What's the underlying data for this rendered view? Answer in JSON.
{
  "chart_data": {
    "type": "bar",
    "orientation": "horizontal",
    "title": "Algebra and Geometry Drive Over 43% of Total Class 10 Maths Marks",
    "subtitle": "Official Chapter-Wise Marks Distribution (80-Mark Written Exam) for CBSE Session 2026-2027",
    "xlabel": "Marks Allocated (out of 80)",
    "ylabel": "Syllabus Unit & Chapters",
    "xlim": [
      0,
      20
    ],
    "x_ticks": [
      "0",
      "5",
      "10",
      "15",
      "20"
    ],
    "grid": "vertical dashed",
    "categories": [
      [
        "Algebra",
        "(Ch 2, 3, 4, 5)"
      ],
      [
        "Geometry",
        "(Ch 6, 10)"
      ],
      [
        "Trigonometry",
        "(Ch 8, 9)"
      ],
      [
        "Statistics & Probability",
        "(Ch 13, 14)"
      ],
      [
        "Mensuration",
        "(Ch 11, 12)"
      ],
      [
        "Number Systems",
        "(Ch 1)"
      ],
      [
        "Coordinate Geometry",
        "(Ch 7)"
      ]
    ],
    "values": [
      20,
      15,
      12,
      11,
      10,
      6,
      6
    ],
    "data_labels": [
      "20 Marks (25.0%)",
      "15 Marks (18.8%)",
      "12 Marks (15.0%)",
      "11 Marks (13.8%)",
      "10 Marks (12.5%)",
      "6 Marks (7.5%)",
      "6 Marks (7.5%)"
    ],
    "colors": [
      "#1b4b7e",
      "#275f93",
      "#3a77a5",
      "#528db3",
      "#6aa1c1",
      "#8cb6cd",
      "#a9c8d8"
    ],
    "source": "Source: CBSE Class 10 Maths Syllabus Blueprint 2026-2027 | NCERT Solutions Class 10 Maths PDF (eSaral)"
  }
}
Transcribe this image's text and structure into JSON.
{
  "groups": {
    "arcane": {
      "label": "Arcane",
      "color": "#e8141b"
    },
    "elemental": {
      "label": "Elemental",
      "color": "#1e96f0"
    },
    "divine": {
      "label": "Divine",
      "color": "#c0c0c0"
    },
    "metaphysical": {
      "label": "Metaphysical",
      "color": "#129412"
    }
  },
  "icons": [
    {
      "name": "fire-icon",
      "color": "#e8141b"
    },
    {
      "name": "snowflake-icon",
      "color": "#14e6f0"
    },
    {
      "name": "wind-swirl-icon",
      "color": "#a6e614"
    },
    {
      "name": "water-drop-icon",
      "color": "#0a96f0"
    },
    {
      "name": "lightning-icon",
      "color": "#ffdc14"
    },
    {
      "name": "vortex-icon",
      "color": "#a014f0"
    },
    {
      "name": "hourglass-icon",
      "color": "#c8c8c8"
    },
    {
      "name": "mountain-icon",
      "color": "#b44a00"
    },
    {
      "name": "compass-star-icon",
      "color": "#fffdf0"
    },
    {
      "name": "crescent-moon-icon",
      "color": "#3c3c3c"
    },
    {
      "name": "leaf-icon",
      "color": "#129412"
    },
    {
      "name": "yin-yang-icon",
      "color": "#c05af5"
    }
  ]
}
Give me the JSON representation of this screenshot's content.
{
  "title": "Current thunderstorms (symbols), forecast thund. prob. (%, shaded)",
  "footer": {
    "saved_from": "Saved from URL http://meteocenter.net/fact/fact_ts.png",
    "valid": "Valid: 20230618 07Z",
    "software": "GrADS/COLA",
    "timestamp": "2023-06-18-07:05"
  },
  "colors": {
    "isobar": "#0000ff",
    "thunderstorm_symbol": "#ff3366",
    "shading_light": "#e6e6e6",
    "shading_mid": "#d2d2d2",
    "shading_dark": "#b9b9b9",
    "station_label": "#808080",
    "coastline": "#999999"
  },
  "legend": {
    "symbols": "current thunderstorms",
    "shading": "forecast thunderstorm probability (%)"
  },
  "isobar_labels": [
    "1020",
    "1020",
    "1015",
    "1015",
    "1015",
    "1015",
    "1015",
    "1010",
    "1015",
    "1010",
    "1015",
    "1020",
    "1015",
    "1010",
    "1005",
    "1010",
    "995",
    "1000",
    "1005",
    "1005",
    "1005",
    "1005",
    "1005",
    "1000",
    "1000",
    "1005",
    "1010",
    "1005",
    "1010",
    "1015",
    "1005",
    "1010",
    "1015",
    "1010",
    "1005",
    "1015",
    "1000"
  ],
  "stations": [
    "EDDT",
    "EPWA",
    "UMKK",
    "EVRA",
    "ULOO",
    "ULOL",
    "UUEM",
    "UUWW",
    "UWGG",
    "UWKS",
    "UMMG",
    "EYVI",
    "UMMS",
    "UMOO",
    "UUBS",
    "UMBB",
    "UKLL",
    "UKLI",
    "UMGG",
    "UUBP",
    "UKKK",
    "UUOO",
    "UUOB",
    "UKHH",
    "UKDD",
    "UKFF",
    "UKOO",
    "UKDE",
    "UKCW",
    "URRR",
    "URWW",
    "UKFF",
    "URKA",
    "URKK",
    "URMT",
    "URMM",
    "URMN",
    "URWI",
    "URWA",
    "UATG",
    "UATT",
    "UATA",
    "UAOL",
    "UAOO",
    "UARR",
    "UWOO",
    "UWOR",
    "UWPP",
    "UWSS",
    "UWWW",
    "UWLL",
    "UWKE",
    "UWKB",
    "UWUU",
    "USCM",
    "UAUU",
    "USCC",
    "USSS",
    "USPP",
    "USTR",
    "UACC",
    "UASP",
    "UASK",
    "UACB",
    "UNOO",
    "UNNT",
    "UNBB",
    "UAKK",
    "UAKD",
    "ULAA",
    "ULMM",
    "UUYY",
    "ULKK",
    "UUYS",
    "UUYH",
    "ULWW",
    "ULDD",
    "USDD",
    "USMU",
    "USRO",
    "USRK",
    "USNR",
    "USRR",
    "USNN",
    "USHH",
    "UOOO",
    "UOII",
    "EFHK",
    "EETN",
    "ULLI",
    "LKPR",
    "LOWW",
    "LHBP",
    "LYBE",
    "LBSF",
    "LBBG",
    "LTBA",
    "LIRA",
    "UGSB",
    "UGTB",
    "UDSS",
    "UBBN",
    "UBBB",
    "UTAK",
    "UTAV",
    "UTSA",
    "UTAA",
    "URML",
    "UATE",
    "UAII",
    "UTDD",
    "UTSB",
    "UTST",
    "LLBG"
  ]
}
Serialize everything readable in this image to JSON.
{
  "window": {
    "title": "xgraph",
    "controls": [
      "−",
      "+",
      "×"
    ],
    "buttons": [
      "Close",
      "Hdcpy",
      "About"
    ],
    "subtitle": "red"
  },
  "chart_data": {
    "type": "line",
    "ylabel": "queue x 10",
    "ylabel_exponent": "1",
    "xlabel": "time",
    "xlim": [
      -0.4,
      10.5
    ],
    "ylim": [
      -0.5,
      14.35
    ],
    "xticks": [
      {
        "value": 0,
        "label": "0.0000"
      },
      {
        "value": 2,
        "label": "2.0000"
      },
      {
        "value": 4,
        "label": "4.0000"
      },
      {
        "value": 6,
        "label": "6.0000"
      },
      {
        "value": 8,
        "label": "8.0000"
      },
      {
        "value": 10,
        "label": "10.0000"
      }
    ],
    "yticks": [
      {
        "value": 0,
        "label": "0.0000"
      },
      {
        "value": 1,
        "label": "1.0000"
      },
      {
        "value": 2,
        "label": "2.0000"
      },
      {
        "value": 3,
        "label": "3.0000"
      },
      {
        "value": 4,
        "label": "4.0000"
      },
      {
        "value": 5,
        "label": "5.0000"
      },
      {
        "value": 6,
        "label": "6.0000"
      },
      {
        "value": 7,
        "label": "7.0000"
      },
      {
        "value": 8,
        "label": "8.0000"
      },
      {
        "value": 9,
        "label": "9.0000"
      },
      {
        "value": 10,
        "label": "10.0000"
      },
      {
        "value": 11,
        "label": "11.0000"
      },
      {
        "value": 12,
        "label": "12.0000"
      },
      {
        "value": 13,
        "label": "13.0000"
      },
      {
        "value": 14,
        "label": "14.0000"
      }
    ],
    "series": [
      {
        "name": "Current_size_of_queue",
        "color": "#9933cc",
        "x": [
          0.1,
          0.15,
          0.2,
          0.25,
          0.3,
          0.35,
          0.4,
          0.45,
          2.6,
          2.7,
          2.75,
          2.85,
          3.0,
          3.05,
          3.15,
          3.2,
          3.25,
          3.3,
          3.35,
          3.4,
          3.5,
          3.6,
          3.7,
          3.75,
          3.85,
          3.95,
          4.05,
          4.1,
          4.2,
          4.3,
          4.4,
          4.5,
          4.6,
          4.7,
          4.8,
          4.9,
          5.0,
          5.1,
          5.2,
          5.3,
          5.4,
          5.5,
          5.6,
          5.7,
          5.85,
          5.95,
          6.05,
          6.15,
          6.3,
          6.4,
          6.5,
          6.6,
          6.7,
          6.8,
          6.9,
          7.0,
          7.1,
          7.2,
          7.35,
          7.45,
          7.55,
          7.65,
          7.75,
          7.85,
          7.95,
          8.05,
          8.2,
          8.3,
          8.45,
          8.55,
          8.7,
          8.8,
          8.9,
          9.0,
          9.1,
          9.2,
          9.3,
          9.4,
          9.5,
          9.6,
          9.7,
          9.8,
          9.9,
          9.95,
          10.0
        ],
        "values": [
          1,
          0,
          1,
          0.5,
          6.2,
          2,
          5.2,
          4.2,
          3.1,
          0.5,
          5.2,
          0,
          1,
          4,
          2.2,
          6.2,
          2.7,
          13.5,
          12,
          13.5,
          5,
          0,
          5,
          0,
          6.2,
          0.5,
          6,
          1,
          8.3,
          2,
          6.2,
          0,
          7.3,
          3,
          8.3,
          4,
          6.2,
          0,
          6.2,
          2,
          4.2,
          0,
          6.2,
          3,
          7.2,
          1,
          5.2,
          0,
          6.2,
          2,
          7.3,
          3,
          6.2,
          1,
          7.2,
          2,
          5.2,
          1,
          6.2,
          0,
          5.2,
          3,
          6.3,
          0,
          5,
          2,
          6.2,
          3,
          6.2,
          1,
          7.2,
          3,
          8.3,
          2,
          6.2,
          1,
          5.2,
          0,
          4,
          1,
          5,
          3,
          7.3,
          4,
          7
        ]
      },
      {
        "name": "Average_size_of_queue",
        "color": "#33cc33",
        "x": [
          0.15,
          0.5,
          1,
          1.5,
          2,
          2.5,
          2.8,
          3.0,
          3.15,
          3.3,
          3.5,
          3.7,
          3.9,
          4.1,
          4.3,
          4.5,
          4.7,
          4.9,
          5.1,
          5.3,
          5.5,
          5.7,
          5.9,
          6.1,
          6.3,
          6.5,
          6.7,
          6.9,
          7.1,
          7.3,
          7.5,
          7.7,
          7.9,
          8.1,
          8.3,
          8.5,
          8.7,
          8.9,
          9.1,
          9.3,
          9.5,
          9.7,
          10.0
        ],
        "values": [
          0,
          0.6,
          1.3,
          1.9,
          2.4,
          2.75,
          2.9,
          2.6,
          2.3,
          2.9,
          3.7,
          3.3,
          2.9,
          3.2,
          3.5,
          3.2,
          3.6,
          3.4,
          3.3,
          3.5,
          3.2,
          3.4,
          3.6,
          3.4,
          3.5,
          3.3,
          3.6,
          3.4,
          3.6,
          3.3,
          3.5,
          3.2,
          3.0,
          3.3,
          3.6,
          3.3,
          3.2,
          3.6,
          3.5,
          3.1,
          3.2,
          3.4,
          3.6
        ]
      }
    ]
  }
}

◆ THE REQUEST: Going through the lines above one by one, tally those with the word "subtitle" and give only the total.

◆ FINISHED EXERCISE: 2